Figure dataset records
- - - - - - -

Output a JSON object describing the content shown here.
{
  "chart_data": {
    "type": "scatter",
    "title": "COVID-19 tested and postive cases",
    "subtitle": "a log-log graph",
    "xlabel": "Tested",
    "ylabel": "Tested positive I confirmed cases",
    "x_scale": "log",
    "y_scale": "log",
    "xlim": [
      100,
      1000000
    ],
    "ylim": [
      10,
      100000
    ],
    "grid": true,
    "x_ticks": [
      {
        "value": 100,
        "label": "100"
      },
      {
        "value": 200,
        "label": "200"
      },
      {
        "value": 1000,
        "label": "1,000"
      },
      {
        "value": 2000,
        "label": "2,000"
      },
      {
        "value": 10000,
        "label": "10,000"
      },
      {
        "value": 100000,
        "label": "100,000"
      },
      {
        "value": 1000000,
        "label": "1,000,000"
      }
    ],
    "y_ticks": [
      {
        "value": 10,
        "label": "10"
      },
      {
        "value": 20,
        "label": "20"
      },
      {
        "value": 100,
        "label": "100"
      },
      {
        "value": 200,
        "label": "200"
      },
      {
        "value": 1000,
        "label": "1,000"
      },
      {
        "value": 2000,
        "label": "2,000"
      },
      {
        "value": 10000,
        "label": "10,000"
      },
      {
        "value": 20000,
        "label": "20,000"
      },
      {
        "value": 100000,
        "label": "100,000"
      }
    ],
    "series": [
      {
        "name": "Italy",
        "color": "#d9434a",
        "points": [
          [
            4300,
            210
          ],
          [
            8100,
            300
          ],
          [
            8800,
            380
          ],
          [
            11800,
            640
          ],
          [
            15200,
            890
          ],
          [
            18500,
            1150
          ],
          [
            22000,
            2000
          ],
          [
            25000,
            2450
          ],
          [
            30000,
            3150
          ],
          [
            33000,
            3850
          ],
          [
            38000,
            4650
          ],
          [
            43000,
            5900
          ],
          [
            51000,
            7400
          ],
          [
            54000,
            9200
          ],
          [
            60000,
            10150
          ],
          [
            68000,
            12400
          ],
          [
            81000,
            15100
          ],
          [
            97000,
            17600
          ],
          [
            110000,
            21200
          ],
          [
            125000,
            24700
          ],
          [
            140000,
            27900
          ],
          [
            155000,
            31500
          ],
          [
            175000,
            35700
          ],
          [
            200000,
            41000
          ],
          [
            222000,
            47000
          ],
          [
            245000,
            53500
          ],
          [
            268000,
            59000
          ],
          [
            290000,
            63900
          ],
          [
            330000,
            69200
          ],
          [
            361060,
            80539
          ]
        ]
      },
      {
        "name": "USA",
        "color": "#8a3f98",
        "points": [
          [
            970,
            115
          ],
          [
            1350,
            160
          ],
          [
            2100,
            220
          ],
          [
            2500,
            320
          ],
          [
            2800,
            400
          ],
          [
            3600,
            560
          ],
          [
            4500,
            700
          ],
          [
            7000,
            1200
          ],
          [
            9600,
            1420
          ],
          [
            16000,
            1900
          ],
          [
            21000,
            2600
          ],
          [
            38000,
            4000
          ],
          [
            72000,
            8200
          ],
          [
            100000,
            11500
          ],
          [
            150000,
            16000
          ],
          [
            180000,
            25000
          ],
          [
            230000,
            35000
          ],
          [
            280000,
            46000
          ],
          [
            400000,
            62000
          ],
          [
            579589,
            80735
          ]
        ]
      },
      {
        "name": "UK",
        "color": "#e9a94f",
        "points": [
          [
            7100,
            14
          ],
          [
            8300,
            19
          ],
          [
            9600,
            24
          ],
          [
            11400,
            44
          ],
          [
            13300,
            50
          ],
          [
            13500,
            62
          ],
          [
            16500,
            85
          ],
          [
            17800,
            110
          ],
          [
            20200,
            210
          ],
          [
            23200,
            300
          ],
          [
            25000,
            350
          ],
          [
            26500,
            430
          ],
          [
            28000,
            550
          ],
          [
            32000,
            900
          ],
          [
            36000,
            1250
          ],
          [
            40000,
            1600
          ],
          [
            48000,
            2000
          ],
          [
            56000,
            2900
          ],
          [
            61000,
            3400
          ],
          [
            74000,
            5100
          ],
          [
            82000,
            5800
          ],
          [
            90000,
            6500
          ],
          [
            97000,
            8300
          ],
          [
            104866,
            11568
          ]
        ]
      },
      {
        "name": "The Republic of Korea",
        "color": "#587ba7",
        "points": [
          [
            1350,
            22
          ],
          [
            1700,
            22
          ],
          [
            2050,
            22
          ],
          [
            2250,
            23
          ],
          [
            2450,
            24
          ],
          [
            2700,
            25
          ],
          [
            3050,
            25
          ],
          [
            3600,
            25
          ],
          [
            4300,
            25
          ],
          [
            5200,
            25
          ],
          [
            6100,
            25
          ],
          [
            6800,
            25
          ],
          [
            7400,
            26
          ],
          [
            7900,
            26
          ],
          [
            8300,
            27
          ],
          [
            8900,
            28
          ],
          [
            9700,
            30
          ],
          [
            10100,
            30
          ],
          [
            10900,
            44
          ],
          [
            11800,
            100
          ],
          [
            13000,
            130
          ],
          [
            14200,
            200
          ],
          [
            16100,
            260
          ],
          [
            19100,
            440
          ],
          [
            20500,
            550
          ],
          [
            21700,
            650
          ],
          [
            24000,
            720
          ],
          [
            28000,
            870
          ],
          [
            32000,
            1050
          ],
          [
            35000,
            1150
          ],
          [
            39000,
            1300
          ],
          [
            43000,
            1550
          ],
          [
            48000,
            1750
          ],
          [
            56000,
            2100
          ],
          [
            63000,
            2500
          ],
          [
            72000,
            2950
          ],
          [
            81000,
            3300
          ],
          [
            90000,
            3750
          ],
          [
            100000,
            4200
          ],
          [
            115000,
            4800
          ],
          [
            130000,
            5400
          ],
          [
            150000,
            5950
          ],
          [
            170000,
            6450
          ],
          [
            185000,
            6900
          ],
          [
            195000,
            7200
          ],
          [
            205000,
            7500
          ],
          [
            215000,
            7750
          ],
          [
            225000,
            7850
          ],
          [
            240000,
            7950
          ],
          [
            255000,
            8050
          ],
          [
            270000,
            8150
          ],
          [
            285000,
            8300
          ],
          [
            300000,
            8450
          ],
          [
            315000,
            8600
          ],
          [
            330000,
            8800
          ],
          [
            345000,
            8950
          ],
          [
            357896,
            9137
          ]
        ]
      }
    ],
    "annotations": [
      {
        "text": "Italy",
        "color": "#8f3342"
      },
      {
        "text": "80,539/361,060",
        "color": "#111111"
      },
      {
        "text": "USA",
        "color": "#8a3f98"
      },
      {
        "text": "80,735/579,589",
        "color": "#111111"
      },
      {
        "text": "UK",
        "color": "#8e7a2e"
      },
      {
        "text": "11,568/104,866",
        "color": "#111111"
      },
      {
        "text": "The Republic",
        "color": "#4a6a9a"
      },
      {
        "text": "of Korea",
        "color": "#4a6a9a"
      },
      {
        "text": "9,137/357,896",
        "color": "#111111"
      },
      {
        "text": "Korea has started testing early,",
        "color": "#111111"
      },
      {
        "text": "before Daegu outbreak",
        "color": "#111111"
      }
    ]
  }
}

- - - - - - -

> [Goal of the exercise] Pull out all lines from the listing that contain the string "text".

> [Answer in full]
        "text": "Italy",
        "text": "80,539/361,060",
        "text": "USA",
        "text": "80,735/579,589",
        "text": "UK",
        "text": "11,568/104,866",
        "text": "The Republic",
        "text": "of Korea",
        "text": "9,137/357,896",
        "text": "Korea has started testing early,",
        "text": "before Daegu outbreak",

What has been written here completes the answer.